[BEGIN EXERCISE INPUTS]
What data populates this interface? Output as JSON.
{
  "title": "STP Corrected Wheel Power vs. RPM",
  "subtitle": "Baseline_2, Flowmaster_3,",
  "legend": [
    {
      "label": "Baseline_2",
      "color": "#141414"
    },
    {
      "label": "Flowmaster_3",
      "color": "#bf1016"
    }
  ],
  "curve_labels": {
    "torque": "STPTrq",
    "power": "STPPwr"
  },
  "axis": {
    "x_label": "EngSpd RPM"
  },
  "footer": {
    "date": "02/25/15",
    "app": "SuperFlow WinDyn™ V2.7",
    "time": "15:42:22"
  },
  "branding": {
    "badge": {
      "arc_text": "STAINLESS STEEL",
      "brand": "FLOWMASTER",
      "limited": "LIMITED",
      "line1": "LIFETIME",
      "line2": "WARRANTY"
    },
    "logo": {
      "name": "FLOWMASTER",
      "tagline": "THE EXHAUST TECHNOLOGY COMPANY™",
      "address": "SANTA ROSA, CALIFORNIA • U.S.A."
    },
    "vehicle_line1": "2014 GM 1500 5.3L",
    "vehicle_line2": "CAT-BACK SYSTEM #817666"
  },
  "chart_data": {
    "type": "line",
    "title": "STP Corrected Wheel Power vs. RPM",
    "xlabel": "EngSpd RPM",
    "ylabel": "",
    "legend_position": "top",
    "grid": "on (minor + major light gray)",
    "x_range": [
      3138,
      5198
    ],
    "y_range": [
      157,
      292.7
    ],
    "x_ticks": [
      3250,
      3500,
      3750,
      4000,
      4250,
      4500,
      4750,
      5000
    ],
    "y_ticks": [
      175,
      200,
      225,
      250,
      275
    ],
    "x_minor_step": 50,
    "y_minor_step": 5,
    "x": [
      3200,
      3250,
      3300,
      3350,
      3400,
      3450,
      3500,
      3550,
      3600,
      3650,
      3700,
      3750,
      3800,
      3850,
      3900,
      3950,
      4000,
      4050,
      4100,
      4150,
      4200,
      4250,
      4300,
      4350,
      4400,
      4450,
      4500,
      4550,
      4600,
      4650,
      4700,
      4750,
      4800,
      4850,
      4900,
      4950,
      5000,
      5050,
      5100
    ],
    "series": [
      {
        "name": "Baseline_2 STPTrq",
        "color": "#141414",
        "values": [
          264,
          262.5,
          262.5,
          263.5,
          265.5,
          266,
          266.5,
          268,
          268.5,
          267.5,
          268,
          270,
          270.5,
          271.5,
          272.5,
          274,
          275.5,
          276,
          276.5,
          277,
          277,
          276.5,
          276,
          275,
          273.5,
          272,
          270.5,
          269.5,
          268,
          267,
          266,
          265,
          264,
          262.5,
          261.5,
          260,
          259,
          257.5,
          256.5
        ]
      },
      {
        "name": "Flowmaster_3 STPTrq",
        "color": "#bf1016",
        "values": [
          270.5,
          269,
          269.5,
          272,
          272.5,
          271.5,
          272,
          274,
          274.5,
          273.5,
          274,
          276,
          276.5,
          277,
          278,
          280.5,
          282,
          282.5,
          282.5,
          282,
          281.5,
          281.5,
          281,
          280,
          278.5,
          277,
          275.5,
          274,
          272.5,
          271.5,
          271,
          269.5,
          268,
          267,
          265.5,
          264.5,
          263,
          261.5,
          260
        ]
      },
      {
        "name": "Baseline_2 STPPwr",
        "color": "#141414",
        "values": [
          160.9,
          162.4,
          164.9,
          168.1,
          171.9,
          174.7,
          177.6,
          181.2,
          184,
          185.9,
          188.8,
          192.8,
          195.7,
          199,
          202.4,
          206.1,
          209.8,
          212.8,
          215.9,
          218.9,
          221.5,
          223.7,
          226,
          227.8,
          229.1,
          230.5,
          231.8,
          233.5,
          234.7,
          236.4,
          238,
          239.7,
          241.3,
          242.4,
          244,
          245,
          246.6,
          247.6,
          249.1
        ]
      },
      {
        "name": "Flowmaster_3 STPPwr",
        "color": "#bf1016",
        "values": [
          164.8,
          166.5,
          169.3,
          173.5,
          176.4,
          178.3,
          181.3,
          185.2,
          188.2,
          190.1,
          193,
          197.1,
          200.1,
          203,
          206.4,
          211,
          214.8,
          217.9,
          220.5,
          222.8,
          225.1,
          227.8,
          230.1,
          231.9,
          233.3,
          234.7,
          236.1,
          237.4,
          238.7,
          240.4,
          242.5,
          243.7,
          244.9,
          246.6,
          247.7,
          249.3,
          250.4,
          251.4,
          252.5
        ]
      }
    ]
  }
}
[END EXERCISE INPUTS]
→ WRITTEN REQUEST
Set down all of the entries exactly, please.

→ ANSWER FOR THE TASK
What data populates this interface? Output as JSON.
{
  "title": "STP Corrected Wheel Power vs. RPM",
  "subtitle": "Baseline_2, Flowmaster_3,",
  "legend": [
    {
      "label": "Baseline_2",
      "color": "#141414"
    },
    {
      "label": "Flowmaster_3",
      "color": "#bf1016"
    }
  ],
  "curve_labels": {
    "torque": "STPTrq",
    "power": "STPPwr"
  },
  "axis": {
    "x_label": "EngSpd RPM"
  },
  "footer": {
    "date": "02/25/15",
    "app": "SuperFlow WinDyn™ V2.7",
    "time": "15:42:22"
  },
  "branding": {
    "badge": {
      "arc_text": "STAINLESS STEEL",
      "brand": "FLOWMASTER",
      "limited": "LIMITED",
      "line1": "LIFETIME",
      "line2": "WARRANTY"
    },
    "logo": {
      "name": "FLOWMASTER",
      "tagline": "THE EXHAUST TECHNOLOGY COMPANY™",
      "address": "SANTA ROSA, CALIFORNIA • U.S.A."
    },
    "vehicle_line1": "2014 GM 1500 5.3L",
    "vehicle_line2": "CAT-BACK SYSTEM #817666"
  },
  "chart_data": {
    "type": "line",
    "title": "STP Corrected Wheel Power vs. RPM",
    "xlabel": "EngSpd RPM",
    "ylabel": "",
    "legend_position": "top",
    "grid": "on (minor + major light gray)",
    "x_range": [
      3138,
      5198
    ],
    "y_range": [
      157,
      292.7
    ],
    "x_ticks": [
      3250,
      3500,
      3750,
      4000,
      4250,
      4500,
      4750,
      5000
    ],
    "y_ticks": [
      175,
      200,
      225,
      250,
      275
    ],
    "x_minor_step": 50,
    "y_minor_step": 5,
    "x": [
      3200,
      3250,
      3300,
      3350,
      3400,
      3450,
      3500,
      3550,
      3600,
      3650,
      3700,
      3750,
      3800,
      3850,
      3900,
      3950,
      4000,
      4050,
      4100,
      4150,
      4200,
      4250,
      4300,
      4350,
      4400,
      4450,
      4500,
      4550,
      4600,
      4650,
      4700,
      4750,
      4800,
      4850,
      4900,
      4950,
      5000,
      5050,
      5100
    ],
    "series": [
      {
        "name": "Baseline_2 STPTrq",
        "color": "#141414",
        "values": [
          264,
          262.5,
          262.5,
          263.5,
          265.5,
          266,
          266.5,
          268,
          268.5,
          267.5,
          268,
          270,
          270.5,
          271.5,
          272.5,
          274,
          275.5,
          276,
          276.5,
          277,
          277,
          276.5,
          276,
          275,
          273.5,
          272,
          270.5,
          269.5,
          268,
          267,
          266,
          265,
          264,
          262.5,
          261.5,
          260,
          259,
          257.5,
          256.5
        ]
      },
      {
        "name": "Flowmaster_3 STPTrq",
        "color": "#bf1016",
        "values": [
          270.5,
          269,
          269.5,
          272,
          272.5,
          271.5,
          272,
          274,
          274.5,
          273.5,
          274,
          276,
          276.5,
          277,
          278,
          280.5,
          282,
          282.5,
          282.5,
          282,
          281.5,
          281.5,
          281,
          280,
          278.5,
          277,
          275.5,
          274,
          272.5,
          271.5,
          271,
          269.5,
          268,
          267,
          265.5,
          264.5,
          263,
          261.5,
          260
        ]
      },
      {
        "name": "Baseline_2 STPPwr",
        "color": "#141414",
        "values": [
          160.9,
          162.4,
          164.9,
          168.1,
          171.9,
          174.7,
          177.6,
          181.2,
          184,
          185.9,
          188.8,
          192.8,
          195.7,
          199,
          202.4,
          206.1,
          209.8,
          212.8,
          215.9,
          218.9,
          221.5,
          223.7,
          226,
          227.8,
          229.1,
          230.5,
          231.8,
          233.5,
          234.7,
          236.4,
          238,
          239.7,
          241.3,
          242.4,
          244,
          245,
          246.6,
          247.6,
          249.1
        ]
      },
      {
        "name": "Flowmaster_3 STPPwr",
        "color": "#bf1016",
        "values": [
          164.8,
          166.5,
          169.3,
          173.5,
          176.4,
          178.3,
          181.3,
          185.2,
          188.2,
          190.1,
          193,
          197.1,
          200.1,
          203,
          206.4,
          211,
          214.8,
          217.9,
          220.5,
          222.8,
          225.1,
          227.8,
          230.1,
          231.9,
          233.3,
          234.7,
          236.1,
          237.4,
          238.7,
          240.4,
          242.5,
          243.7,
          244.9,
          246.6,
          247.7,
          249.3,
          250.4,
          251.4,
          252.5
        ]
      }
    ]
  }
}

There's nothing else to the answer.